## START Available data

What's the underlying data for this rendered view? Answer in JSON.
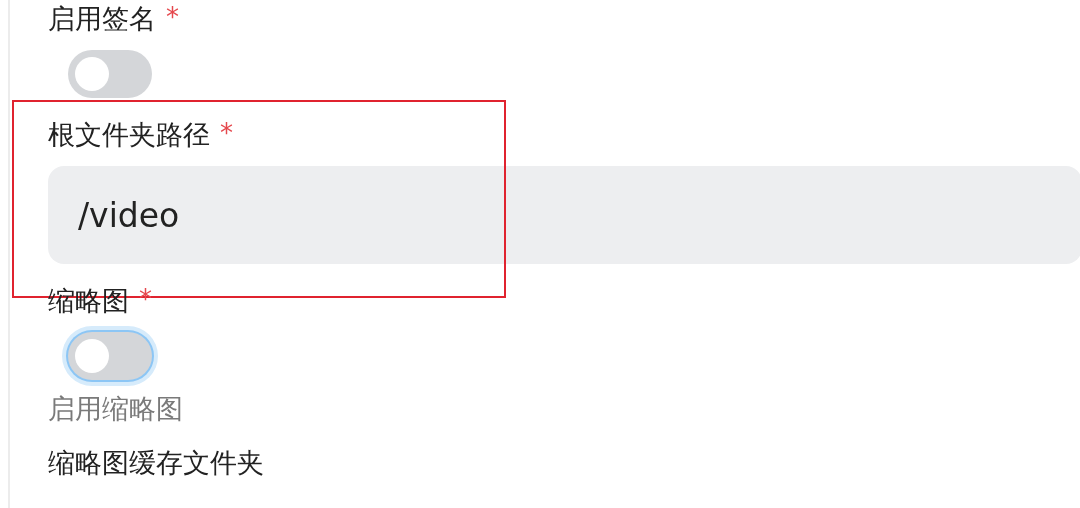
{
  "fields": [
    {
      "kind": "toggle",
      "label": "启用签名",
      "required_mark": "*",
      "on": false,
      "focused": false
    },
    {
      "kind": "text",
      "label": "根文件夹路径",
      "required_mark": "*",
      "value": "/video",
      "highlighted": true
    },
    {
      "kind": "toggle",
      "label": "缩略图",
      "required_mark": "*",
      "on": false,
      "focused": true,
      "help": "启用缩略图"
    },
    {
      "kind": "heading",
      "label": "缩略图缓存文件夹"
    }
  ]
}
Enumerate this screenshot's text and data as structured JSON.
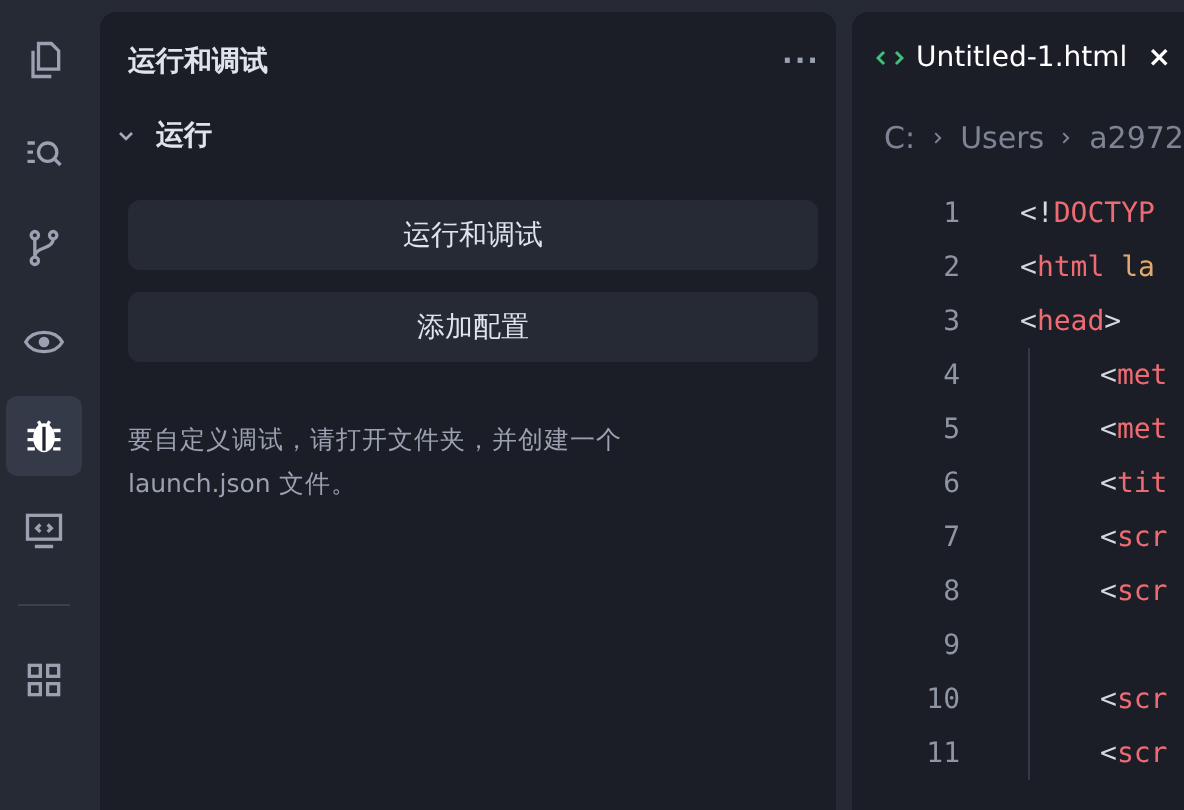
{
  "activity_bar": [
    {
      "kind": "files",
      "selected": false
    },
    {
      "kind": "search",
      "selected": false
    },
    {
      "kind": "branch",
      "selected": false
    },
    {
      "kind": "eye",
      "selected": false
    },
    {
      "kind": "bug",
      "selected": true
    },
    {
      "kind": "remote",
      "selected": false
    }
  ],
  "activity_bar_bottom": [
    {
      "kind": "extensions",
      "selected": false
    }
  ],
  "sidebar": {
    "title": "运行和调试",
    "more": "···",
    "section": {
      "label": "运行",
      "expanded": true
    },
    "buttons": [
      "运行和调试",
      "添加配置"
    ],
    "message": "要自定义调试，请打开文件夹，并创建一个 launch.json 文件。"
  },
  "editor": {
    "tab": {
      "label": "Untitled-1.html",
      "close": "×",
      "selected": true
    },
    "breadcrumb": [
      "C:",
      "Users",
      "a2972"
    ],
    "lines": [
      {
        "number": "1",
        "tokens": [
          {
            "kind": "punct",
            "text": "<!"
          },
          {
            "kind": "tag",
            "text": "DOCTYP"
          }
        ]
      },
      {
        "number": "2",
        "tokens": [
          {
            "kind": "punct",
            "text": "<"
          },
          {
            "kind": "tag",
            "text": "html"
          },
          {
            "kind": "attr",
            "text": " la"
          }
        ]
      },
      {
        "number": "3",
        "tokens": [
          {
            "kind": "punct",
            "text": "<"
          },
          {
            "kind": "tag",
            "text": "head"
          },
          {
            "kind": "punct",
            "text": ">"
          }
        ],
        "children": [
          {
            "number": "4",
            "tokens": [
              {
                "kind": "punct",
                "text": "<"
              },
              {
                "kind": "tag",
                "text": "met"
              }
            ]
          },
          {
            "number": "5",
            "tokens": [
              {
                "kind": "punct",
                "text": "<"
              },
              {
                "kind": "tag",
                "text": "met"
              }
            ]
          },
          {
            "number": "6",
            "tokens": [
              {
                "kind": "punct",
                "text": "<"
              },
              {
                "kind": "tag",
                "text": "tit"
              }
            ]
          },
          {
            "number": "7",
            "tokens": [
              {
                "kind": "punct",
                "text": "<"
              },
              {
                "kind": "tag",
                "text": "scr"
              }
            ]
          },
          {
            "number": "8",
            "tokens": [
              {
                "kind": "punct",
                "text": "<"
              },
              {
                "kind": "tag",
                "text": "scr"
              }
            ]
          },
          {
            "number": "9"
          },
          {
            "number": "10",
            "tokens": [
              {
                "kind": "punct",
                "text": "<"
              },
              {
                "kind": "tag",
                "text": "scr"
              }
            ]
          },
          {
            "number": "11",
            "tokens": [
              {
                "kind": "punct",
                "text": "<"
              },
              {
                "kind": "tag",
                "text": "scr"
              }
            ]
          }
        ]
      }
    ]
  }
}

## END Available data

### Directions for this task
Above are the records; reproduce them exactly and leave out the pictures.

### In response
What's the underlying data for this rendered view? Answer in JSON.
{
  "fields": [
    {
      "kind": "toggle",
      "label": "启用签名",
      "required_mark": "*",
      "on": false,
      "focused": false
    },
    {
      "kind": "text",
      "label": "根文件夹路径",
      "required_mark": "*",
      "value": "/video",
      "highlighted": true
    },
    {
      "kind": "toggle",
      "label": "缩略图",
      "required_mark": "*",
      "on": false,
      "focused": true,
      "help": "启用缩略图"
    },
    {
      "kind": "heading",
      "label": "缩略图缓存文件夹"
    }
  ]
}
Enumerate this screenshot's text and data as structured JSON.
{
  "activity_bar": [
    {
      "kind": "files",
      "selected": false
    },
    {
      "kind": "search",
      "selected": false
    },
    {
      "kind": "branch",
      "selected": false
    },
    {
      "kind": "eye",
      "selected": false
    },
    {
      "kind": "bug",
      "selected": true
    },
    {
      "kind": "remote",
      "selected": false
    }
  ],
  "activity_bar_bottom": [
    {
      "kind": "extensions",
      "selected": false
    }
  ],
  "sidebar": {
    "title": "运行和调试",
    "more": "···",
    "section": {
      "label": "运行",
      "expanded": true
    },
    "buttons": [
      "运行和调试",
      "添加配置"
    ],
    "message": "要自定义调试，请打开文件夹，并创建一个 launch.json 文件。"
  },
  "editor": {
    "tab": {
      "label": "Untitled-1.html",
      "close": "×",
      "selected": true
    },
    "breadcrumb": [
      "C:",
      "Users",
      "a2972"
    ],
    "lines": [
      {
        "number": "1",
        "tokens": [
          {
            "kind": "punct",
            "text": "<!"
          },
          {
            "kind": "tag",
            "text": "DOCTYP"
          }
        ]
      },
      {
        "number": "2",
        "tokens": [
          {
            "kind": "punct",
            "text": "<"
          },
          {
            "kind": "tag",
            "text": "html"
          },
          {
            "kind": "attr",
            "text": " la"
          }
        ]
      },
      {
        "number": "3",
        "tokens": [
          {
            "kind": "punct",
            "text": "<"
          },
          {
            "kind": "tag",
            "text": "head"
          },
          {
            "kind": "punct",
            "text": ">"
          }
        ],
        "children": [
          {
            "number": "4",
            "tokens": [
              {
                "kind": "punct",
                "text": "<"
              },
              {
                "kind": "tag",
                "text": "met"
              }
            ]
          },
          {
            "number": "5",
            "tokens": [
              {
                "kind": "punct",
                "text": "<"
              },
              {
                "kind": "tag",
                "text": "met"
              }
            ]
          },
          {
            "number": "6",
            "tokens": [
              {
                "kind": "punct",
                "text": "<"
              },
              {
                "kind": "tag",
                "text": "tit"
              }
            ]
          },
          {
            "number": "7",
            "tokens": [
              {
                "kind": "punct",
                "text": "<"
              },
              {
                "kind": "tag",
                "text": "scr"
              }
            ]
          },
          {
            "number": "8",
            "tokens": [
              {
                "kind": "punct",
                "text": "<"
              },
              {
                "kind": "tag",
                "text": "scr"
              }
            ]
          },
          {
            "number": "9"
          },
          {
            "number": "10",
            "tokens": [
              {
                "kind": "punct",
                "text": "<"
              },
              {
                "kind": "tag",
                "text": "scr"
              }
            ]
          },
          {
            "number": "11",
            "tokens": [
              {
                "kind": "punct",
                "text": "<"
              },
              {
                "kind": "tag",
                "text": "scr"
              }
            ]
          }
        ]
      }
    ]
  }
}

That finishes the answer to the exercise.